■ **Exercise**
Without omitting anything, return the records precisely as given.

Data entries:
########################################
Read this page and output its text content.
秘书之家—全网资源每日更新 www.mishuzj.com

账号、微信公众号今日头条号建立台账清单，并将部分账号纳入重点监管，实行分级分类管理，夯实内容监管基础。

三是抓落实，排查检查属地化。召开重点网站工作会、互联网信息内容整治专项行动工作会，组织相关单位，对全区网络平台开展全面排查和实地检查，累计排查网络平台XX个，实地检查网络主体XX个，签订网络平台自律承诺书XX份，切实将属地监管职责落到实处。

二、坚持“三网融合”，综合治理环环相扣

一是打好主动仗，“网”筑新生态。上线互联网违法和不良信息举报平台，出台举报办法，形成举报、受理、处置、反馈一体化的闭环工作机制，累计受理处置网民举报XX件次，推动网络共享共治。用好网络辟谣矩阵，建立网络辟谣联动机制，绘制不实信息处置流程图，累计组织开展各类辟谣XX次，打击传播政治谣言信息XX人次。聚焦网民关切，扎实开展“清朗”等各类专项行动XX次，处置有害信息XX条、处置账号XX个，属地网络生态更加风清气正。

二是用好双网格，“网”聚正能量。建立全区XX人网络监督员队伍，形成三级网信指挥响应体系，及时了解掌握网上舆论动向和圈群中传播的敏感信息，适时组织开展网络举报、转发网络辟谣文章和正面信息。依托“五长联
########################################
■ **Solution to the problem**
Read this page and output its text content.
秘书之家—全网资源每日更新 www.mishuzj.com

账号、微信公众号今日头条号建立台账清单，并将部分账号纳入重点监管，实行分级分类管理，夯实内容监管基础。

三是抓落实，排查检查属地化。召开重点网站工作会、互联网信息内容整治专项行动工作会，组织相关单位，对全区网络平台开展全面排查和实地检查，累计排查网络平台XX个，实地检查网络主体XX个，签订网络平台自律承诺书XX份，切实将属地监管职责落到实处。

二、坚持“三网融合”，综合治理环环相扣

一是打好主动仗，“网”筑新生态。上线互联网违法和不良信息举报平台，出台举报办法，形成举报、受理、处置、反馈一体化的闭环工作机制，累计受理处置网民举报XX件次，推动网络共享共治。用好网络辟谣矩阵，建立网络辟谣联动机制，绘制不实信息处置流程图，累计组织开展各类辟谣XX次，打击传播政治谣言信息XX人次。聚焦网民关切，扎实开展“清朗”等各类专项行动XX次，处置有害信息XX条、处置账号XX个，属地网络生态更加风清气正。

二是用好双网格，“网”聚正能量。建立全区XX人网络监督员队伍，形成三级网信指挥响应体系，及时了解掌握网上舆论动向和圈群中传播的敏感信息，适时组织开展网络举报、转发网络辟谣文章和正面信息。依托“五长联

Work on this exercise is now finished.